— Aim of the task —
Go through the records below line by line, counting those that contain the word "Plans"; answer with the count only.

— Data entries —
════════════════════

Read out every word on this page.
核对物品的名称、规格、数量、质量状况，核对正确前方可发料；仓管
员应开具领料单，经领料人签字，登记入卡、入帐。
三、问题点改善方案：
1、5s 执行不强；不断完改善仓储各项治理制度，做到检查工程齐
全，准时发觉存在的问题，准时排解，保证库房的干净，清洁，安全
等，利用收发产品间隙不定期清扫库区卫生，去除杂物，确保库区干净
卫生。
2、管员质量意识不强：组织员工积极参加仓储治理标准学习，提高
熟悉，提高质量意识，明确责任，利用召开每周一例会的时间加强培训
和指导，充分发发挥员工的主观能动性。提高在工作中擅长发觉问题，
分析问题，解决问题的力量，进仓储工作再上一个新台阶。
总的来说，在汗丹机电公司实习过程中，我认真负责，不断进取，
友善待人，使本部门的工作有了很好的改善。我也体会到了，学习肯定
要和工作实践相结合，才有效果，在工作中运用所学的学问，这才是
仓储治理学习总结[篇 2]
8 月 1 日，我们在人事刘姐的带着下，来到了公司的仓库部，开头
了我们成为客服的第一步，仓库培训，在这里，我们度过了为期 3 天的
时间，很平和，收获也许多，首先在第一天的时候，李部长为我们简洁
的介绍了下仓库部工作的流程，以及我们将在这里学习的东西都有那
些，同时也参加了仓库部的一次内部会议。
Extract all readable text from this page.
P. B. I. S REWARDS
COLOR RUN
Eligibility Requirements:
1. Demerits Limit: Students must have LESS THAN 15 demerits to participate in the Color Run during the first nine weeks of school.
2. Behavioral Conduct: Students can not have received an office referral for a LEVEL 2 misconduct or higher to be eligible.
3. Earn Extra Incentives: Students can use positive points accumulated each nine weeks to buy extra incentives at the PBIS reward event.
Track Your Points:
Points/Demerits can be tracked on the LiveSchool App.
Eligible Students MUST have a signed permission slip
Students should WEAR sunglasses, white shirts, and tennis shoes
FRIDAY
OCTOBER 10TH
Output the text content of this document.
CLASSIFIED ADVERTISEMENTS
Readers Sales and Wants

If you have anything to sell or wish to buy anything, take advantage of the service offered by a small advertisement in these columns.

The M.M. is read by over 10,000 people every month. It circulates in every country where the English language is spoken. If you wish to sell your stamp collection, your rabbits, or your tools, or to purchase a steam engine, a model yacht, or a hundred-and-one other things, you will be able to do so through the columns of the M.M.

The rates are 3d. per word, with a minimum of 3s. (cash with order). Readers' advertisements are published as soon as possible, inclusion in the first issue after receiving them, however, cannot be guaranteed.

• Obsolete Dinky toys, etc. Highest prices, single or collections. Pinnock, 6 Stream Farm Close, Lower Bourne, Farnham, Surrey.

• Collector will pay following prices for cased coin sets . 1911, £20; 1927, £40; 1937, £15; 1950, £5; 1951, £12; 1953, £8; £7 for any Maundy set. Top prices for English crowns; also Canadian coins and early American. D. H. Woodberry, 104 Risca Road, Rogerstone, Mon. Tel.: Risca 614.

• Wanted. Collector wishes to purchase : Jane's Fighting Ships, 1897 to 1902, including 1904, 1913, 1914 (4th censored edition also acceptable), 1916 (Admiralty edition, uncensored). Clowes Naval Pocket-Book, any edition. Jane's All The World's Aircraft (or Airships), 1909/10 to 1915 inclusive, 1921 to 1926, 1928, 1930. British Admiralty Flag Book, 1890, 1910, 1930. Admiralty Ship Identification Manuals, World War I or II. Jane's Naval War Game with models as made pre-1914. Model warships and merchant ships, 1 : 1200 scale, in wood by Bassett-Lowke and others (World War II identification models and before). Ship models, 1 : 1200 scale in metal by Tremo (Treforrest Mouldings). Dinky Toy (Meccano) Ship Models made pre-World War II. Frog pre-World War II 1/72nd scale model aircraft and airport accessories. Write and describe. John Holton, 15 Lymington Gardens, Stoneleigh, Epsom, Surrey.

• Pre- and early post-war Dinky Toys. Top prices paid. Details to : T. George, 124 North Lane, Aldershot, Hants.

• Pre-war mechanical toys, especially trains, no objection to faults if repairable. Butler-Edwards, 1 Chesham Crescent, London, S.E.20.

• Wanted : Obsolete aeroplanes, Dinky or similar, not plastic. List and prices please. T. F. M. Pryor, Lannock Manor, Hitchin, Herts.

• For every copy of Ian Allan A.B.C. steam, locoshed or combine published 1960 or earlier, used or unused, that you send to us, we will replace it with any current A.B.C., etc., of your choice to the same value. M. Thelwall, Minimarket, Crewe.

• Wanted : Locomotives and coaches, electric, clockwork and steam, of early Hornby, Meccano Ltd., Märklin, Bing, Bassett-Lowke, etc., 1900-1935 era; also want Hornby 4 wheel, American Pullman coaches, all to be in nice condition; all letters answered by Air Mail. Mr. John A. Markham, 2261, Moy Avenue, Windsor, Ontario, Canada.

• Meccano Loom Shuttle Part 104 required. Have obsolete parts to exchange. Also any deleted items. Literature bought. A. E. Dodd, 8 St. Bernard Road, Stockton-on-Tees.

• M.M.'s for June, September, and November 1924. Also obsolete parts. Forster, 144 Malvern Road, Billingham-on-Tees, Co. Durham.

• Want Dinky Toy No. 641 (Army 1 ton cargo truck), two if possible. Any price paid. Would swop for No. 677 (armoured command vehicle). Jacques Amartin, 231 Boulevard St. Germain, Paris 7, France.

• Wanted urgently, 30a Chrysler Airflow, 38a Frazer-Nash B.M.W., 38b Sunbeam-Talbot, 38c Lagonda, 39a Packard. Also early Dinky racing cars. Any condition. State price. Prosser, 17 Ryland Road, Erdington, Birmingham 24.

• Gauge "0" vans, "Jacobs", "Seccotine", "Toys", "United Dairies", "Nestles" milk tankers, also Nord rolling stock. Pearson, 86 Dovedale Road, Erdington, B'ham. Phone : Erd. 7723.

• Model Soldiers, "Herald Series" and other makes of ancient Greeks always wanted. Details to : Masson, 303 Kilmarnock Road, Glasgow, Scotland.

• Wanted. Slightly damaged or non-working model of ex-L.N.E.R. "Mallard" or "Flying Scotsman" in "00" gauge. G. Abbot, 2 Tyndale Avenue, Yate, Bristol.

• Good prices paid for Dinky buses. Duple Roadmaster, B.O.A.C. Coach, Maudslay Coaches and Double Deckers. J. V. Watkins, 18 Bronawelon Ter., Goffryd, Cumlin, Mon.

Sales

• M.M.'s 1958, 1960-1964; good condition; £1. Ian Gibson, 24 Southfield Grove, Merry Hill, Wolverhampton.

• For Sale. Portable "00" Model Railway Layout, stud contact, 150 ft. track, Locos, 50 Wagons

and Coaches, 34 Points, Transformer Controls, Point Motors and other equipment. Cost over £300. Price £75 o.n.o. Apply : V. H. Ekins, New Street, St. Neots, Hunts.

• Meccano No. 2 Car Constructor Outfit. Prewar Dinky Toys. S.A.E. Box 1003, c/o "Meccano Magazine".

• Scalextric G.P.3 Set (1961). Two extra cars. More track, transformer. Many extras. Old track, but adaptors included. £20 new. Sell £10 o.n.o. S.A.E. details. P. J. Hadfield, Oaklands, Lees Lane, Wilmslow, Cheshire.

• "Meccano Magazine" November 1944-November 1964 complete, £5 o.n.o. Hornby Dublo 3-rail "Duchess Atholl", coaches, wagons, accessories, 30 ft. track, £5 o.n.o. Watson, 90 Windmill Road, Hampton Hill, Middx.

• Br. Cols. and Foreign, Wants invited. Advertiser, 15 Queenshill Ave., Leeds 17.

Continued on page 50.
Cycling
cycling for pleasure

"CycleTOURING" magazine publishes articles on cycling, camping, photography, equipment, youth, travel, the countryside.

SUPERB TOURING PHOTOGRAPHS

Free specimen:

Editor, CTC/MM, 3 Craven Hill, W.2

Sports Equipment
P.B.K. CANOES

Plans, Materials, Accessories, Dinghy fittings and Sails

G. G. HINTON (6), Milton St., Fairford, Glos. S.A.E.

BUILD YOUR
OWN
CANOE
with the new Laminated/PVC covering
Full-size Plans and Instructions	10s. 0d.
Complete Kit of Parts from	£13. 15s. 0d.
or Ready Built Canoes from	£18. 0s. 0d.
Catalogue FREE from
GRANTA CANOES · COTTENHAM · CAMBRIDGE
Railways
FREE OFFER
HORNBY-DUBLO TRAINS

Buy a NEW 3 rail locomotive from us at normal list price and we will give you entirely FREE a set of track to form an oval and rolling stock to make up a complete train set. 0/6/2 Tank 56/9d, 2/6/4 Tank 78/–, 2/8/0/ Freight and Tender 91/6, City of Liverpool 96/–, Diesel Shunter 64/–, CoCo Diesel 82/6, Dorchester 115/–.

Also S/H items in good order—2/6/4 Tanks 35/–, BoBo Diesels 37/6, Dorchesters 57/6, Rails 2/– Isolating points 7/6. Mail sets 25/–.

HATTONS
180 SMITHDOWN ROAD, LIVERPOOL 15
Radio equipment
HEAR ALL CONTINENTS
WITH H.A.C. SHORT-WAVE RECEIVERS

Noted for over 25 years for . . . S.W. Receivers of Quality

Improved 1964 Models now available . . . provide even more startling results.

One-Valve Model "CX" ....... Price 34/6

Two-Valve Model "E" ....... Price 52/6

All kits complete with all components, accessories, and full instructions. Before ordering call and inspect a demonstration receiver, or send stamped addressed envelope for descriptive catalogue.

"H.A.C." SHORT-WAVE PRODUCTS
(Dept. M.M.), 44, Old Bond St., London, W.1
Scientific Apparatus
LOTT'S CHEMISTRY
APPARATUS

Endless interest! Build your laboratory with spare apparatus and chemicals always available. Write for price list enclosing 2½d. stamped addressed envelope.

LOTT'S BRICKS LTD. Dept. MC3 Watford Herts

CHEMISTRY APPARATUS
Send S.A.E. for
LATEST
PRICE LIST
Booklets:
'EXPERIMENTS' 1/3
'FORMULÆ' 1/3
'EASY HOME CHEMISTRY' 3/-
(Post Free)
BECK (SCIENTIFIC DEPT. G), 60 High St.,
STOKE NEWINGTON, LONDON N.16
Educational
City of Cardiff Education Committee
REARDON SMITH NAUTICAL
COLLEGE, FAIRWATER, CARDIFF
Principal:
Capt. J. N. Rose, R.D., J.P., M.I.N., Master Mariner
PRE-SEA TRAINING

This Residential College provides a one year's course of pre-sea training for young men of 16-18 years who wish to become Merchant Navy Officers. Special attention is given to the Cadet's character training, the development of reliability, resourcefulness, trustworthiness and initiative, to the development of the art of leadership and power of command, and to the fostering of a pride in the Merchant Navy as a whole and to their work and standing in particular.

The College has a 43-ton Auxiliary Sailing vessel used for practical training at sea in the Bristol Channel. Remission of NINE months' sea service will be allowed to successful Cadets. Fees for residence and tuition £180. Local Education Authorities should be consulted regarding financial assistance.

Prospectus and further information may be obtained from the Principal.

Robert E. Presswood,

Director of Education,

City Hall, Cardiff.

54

════════════════════

— Worked solution —
2